_Job:_ Search the data for the string "JSON" and extract every line where it appears.

[BEGIN The input]

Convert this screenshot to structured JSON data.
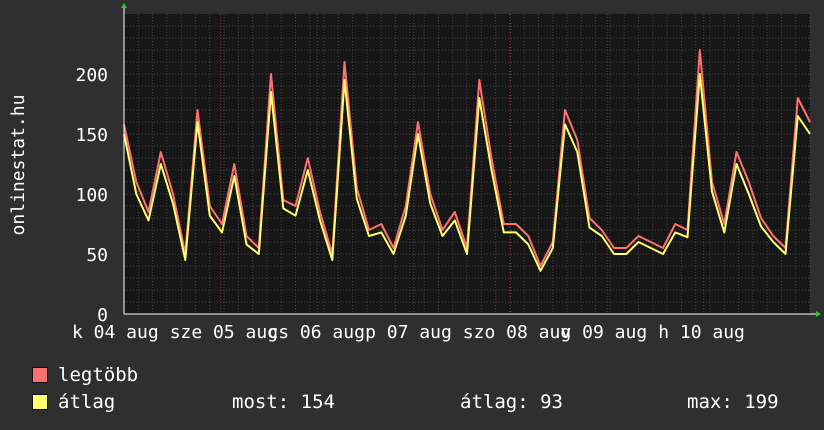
{
  "colors": {
    "background": "#2f2f2f",
    "plot_background": "#161616",
    "grid": "#444444",
    "major_grid": "#7a3a3a",
    "max_series": "#ff7070",
    "avg_series": "#ffff70",
    "axis": "#ffffff"
  },
  "side_label": "onlinestat.hu",
  "legend": {
    "items": [
      {
        "label": "legtöbb",
        "color": "#ff7070"
      },
      {
        "label": "átlag",
        "color": "#ffff70"
      }
    ],
    "stats": {
      "now": "most: 154",
      "avg": "átlag: 93",
      "max": "max: 199"
    }
  },
  "chart_data": {
    "type": "line",
    "title": "",
    "ylabel": "onlinestat.hu",
    "ylim": [
      0,
      250
    ],
    "yticks": [
      0,
      50,
      100,
      150,
      200
    ],
    "grid": true,
    "legend_position": "bottom-left",
    "x_tick_labels": [
      "k 04 aug",
      "sze 05 aug",
      "cs 06 aug",
      "p 07 aug",
      "szo 08 aug",
      "v 09 aug",
      "h 10 aug"
    ],
    "x": [
      0,
      3,
      6,
      9,
      12,
      15,
      18,
      21,
      24,
      27,
      30,
      33,
      36,
      39,
      42,
      45,
      48,
      51,
      54,
      57,
      60,
      63,
      66,
      69,
      72,
      75,
      78,
      81,
      84,
      87,
      90,
      93,
      96,
      99,
      102,
      105,
      108,
      111,
      114,
      117,
      120,
      123,
      126,
      129,
      132,
      135,
      138,
      141,
      144,
      147,
      150,
      153,
      156,
      159,
      162,
      165,
      168
    ],
    "series": [
      {
        "name": "legtöbb",
        "values": [
          158,
          110,
          85,
          135,
          100,
          50,
          170,
          90,
          75,
          125,
          65,
          55,
          200,
          95,
          90,
          130,
          85,
          50,
          210,
          105,
          70,
          75,
          55,
          90,
          160,
          100,
          70,
          85,
          55,
          195,
          130,
          75,
          75,
          65,
          40,
          60,
          170,
          145,
          80,
          70,
          55,
          55,
          65,
          60,
          55,
          75,
          70,
          220,
          110,
          75,
          135,
          110,
          80,
          65,
          55,
          180,
          160
        ]
      },
      {
        "name": "átlag",
        "values": [
          150,
          100,
          78,
          125,
          92,
          45,
          160,
          82,
          68,
          115,
          58,
          50,
          185,
          88,
          82,
          120,
          78,
          45,
          195,
          96,
          65,
          68,
          50,
          82,
          150,
          92,
          65,
          78,
          50,
          180,
          120,
          68,
          68,
          58,
          36,
          55,
          158,
          135,
          72,
          65,
          50,
          50,
          60,
          55,
          50,
          68,
          64,
          200,
          102,
          68,
          125,
          100,
          73,
          60,
          50,
          165,
          150
        ]
      }
    ]
  }
}
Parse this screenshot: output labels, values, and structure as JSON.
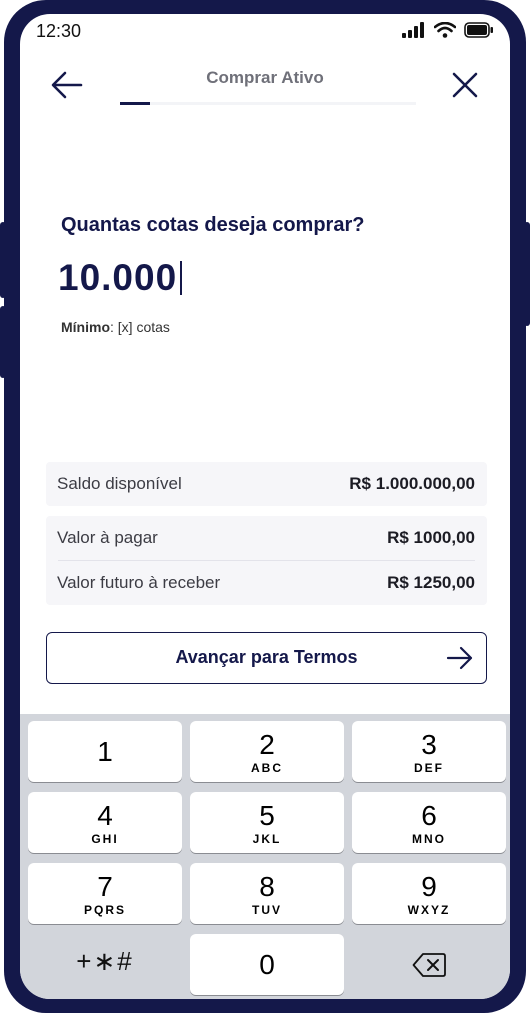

[END The input]

_Complete response:_
Convert this screenshot to structured JSON data.
Parse this screenshot: output labels, values, and structure as JSON.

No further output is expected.